• **TASK BRIEF**: Only the lines from the one containing "OCR this image." through the final line of the material below should be output, exactly as they stand.
------ TASK MATERIAL ------
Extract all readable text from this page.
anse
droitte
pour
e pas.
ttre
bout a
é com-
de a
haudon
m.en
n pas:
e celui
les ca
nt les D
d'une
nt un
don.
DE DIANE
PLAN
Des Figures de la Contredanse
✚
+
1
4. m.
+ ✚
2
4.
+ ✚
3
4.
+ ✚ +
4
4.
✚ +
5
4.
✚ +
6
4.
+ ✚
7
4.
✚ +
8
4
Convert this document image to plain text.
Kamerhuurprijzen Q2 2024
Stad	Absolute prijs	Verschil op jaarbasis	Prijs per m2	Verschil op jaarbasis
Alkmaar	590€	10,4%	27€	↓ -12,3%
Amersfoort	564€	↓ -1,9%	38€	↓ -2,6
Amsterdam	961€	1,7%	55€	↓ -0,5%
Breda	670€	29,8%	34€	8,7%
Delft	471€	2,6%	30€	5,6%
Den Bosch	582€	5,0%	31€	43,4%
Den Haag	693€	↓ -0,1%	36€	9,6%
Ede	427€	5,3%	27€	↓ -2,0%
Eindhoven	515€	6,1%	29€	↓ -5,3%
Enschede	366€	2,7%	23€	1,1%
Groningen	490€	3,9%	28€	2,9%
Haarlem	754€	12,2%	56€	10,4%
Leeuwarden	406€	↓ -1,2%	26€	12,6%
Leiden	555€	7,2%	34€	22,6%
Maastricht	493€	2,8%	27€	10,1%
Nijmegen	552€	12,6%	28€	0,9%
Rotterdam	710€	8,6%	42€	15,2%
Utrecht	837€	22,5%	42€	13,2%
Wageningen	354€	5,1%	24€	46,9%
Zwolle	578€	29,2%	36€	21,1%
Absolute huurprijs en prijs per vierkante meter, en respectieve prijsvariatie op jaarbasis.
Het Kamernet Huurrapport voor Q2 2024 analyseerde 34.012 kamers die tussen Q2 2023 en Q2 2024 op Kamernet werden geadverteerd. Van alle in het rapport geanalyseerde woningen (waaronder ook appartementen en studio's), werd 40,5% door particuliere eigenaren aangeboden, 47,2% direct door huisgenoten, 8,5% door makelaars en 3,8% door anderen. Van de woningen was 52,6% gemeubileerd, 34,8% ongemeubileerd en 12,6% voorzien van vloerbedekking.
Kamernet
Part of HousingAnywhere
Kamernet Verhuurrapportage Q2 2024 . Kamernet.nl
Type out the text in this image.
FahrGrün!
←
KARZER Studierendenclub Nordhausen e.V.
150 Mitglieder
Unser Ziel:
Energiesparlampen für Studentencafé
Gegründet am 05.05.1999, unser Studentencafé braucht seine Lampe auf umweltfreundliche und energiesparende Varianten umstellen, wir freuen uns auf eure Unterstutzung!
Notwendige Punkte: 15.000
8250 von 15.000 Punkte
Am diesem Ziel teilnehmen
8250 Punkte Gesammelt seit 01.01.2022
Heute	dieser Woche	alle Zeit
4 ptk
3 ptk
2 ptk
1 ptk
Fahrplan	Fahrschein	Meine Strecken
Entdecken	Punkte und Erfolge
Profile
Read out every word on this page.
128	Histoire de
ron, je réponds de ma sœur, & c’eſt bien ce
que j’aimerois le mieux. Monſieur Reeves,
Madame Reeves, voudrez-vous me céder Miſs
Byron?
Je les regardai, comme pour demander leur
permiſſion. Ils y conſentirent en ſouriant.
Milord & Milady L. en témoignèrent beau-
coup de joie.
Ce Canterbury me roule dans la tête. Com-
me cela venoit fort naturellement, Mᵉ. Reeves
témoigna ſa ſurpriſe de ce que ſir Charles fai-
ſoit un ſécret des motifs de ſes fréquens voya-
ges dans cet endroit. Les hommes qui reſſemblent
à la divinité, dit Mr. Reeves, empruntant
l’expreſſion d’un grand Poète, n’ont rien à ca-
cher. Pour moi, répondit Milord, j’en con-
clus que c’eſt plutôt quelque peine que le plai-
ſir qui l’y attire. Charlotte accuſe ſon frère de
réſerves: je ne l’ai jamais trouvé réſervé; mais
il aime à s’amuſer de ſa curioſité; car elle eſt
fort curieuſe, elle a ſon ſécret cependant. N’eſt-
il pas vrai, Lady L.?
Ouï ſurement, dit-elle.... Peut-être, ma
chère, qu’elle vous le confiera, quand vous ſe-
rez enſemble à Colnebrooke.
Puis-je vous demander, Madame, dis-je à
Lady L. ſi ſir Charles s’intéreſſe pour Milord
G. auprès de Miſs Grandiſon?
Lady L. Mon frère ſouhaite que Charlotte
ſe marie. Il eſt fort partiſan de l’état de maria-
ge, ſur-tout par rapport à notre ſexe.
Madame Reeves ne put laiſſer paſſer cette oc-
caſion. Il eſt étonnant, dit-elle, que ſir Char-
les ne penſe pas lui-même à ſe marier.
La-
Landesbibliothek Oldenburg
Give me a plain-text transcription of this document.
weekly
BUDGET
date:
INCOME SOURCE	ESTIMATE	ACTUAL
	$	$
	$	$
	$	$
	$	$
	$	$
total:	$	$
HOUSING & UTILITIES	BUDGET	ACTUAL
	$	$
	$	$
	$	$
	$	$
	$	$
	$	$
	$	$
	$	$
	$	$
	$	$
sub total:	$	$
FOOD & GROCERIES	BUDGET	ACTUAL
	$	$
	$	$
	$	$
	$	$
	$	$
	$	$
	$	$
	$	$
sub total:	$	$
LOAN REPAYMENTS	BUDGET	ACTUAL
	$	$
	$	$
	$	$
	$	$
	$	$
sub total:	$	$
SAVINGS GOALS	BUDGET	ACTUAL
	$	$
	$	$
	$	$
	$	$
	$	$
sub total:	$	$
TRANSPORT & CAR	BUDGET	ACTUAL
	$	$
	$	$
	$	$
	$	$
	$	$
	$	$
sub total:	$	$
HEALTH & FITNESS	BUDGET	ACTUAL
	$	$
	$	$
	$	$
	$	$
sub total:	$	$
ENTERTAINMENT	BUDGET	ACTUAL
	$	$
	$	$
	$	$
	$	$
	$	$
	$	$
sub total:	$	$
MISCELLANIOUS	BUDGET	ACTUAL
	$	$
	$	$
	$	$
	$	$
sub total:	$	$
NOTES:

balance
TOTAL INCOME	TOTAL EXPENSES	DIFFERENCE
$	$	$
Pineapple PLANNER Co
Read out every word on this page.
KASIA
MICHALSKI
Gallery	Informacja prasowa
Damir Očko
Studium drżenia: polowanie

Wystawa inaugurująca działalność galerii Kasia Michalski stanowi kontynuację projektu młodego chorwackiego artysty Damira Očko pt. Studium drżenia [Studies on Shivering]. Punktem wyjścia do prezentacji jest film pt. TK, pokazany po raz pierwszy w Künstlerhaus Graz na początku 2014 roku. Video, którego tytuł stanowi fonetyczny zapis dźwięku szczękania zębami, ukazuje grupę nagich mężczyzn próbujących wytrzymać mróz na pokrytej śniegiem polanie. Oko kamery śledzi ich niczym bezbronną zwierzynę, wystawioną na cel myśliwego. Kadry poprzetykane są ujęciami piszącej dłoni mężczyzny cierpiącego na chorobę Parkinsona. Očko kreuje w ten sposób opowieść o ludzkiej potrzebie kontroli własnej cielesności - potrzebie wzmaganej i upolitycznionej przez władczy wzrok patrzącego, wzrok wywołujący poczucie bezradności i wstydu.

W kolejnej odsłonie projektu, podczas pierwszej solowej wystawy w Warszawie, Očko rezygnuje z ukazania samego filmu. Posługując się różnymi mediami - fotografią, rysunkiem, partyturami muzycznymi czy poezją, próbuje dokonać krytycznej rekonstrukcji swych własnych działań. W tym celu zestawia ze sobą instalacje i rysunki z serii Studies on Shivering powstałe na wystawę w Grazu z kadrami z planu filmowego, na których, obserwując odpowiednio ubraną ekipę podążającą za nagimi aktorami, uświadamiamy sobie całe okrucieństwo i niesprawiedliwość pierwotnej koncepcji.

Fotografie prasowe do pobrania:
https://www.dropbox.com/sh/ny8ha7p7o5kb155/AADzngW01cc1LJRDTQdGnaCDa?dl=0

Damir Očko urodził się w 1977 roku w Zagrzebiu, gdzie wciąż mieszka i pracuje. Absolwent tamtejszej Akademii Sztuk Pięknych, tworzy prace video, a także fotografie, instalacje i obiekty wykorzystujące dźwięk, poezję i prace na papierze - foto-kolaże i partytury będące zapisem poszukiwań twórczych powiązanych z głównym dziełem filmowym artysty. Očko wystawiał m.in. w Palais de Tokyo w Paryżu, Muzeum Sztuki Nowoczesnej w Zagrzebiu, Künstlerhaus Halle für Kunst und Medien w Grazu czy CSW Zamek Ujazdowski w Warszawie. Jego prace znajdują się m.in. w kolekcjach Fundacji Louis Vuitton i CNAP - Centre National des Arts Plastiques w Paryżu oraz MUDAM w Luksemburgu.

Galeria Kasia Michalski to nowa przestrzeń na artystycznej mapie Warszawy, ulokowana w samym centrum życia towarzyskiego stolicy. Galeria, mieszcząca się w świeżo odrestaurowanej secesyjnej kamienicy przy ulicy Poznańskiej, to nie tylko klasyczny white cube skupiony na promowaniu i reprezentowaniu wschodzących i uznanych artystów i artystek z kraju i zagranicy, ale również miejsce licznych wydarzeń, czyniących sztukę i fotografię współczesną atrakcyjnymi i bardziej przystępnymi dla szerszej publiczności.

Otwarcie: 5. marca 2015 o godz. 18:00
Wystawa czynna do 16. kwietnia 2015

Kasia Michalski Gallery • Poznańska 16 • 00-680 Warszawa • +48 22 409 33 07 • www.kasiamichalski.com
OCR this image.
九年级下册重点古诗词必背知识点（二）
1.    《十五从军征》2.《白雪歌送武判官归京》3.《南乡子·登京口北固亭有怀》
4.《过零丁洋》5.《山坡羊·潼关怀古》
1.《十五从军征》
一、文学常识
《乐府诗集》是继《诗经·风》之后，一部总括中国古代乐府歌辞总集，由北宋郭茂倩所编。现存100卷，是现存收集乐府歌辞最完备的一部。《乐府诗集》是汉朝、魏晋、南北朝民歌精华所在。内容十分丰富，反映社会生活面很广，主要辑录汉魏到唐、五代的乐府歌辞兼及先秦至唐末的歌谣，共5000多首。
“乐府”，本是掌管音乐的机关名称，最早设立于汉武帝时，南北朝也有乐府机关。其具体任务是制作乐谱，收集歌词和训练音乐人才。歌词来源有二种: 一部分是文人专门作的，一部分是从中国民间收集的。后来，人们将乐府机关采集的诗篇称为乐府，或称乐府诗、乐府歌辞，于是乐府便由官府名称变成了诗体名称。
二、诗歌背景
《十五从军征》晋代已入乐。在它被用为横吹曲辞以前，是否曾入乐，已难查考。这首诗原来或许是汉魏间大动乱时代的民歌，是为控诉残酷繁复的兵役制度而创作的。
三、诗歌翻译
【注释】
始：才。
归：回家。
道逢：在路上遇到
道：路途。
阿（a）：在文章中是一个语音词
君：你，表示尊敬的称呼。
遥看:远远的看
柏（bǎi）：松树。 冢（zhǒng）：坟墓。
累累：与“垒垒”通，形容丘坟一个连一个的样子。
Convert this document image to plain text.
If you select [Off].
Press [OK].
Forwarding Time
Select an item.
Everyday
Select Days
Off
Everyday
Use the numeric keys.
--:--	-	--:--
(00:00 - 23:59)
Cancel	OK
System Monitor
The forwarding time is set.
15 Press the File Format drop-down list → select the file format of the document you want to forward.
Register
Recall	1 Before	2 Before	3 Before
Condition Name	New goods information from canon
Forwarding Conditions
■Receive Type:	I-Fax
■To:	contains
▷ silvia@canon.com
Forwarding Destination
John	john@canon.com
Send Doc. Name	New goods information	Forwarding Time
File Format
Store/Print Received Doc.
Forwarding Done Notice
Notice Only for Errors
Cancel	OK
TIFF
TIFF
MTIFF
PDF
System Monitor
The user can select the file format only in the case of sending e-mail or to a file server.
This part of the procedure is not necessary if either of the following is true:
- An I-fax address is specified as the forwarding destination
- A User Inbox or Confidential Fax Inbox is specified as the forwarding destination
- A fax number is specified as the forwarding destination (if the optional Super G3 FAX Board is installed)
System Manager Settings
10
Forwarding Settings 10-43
------
• **CORRECT ANSWER**:
OCR this image.
九年级下册重点古诗词必背知识点（二）
1.    《十五从军征》2.《白雪歌送武判官归京》3.《南乡子·登京口北固亭有怀》
4.《过零丁洋》5.《山坡羊·潼关怀古》
1.《十五从军征》
一、文学常识
《乐府诗集》是继《诗经·风》之后，一部总括中国古代乐府歌辞总集，由北宋郭茂倩所编。现存100卷，是现存收集乐府歌辞最完备的一部。《乐府诗集》是汉朝、魏晋、南北朝民歌精华所在。内容十分丰富，反映社会生活面很广，主要辑录汉魏到唐、五代的乐府歌辞兼及先秦至唐末的歌谣，共5000多首。
“乐府”，本是掌管音乐的机关名称，最早设立于汉武帝时，南北朝也有乐府机关。其具体任务是制作乐谱，收集歌词和训练音乐人才。歌词来源有二种: 一部分是文人专门作的，一部分是从中国民间收集的。后来，人们将乐府机关采集的诗篇称为乐府，或称乐府诗、乐府歌辞，于是乐府便由官府名称变成了诗体名称。
二、诗歌背景
《十五从军征》晋代已入乐。在它被用为横吹曲辞以前，是否曾入乐，已难查考。这首诗原来或许是汉魏间大动乱时代的民歌，是为控诉残酷繁复的兵役制度而创作的。
三、诗歌翻译
【注释】
始：才。
归：回家。
道逢：在路上遇到
道：路途。
阿（a）：在文章中是一个语音词
君：你，表示尊敬的称呼。
遥看:远远的看
柏（bǎi）：松树。 冢（zhǒng）：坟墓。
累累：与“垒垒”通，形容丘坟一个连一个的样子。
Convert this document image to plain text.
If you select [Off].
Press [OK].
Forwarding Time
Select an item.
Everyday
Select Days
Off
Everyday
Use the numeric keys.
--:--	-	--:--
(00:00 - 23:59)
Cancel	OK
System Monitor
The forwarding time is set.
15 Press the File Format drop-down list → select the file format of the document you want to forward.
Register
Recall	1 Before	2 Before	3 Before
Condition Name	New goods information from canon
Forwarding Conditions
■Receive Type:	I-Fax
■To:	contains
▷ silvia@canon.com
Forwarding Destination
John	john@canon.com
Send Doc. Name	New goods information	Forwarding Time
File Format
Store/Print Received Doc.
Forwarding Done Notice
Notice Only for Errors
Cancel	OK
TIFF
TIFF
MTIFF
PDF
System Monitor
The user can select the file format only in the case of sending e-mail or to a file server.
This part of the procedure is not necessary if either of the following is true:
- An I-fax address is specified as the forwarding destination
- A User Inbox or Confidential Fax Inbox is specified as the forwarding destination
- A fax number is specified as the forwarding destination (if the optional Super G3 FAX Board is installed)
System Manager Settings
10
Forwarding Settings 10-43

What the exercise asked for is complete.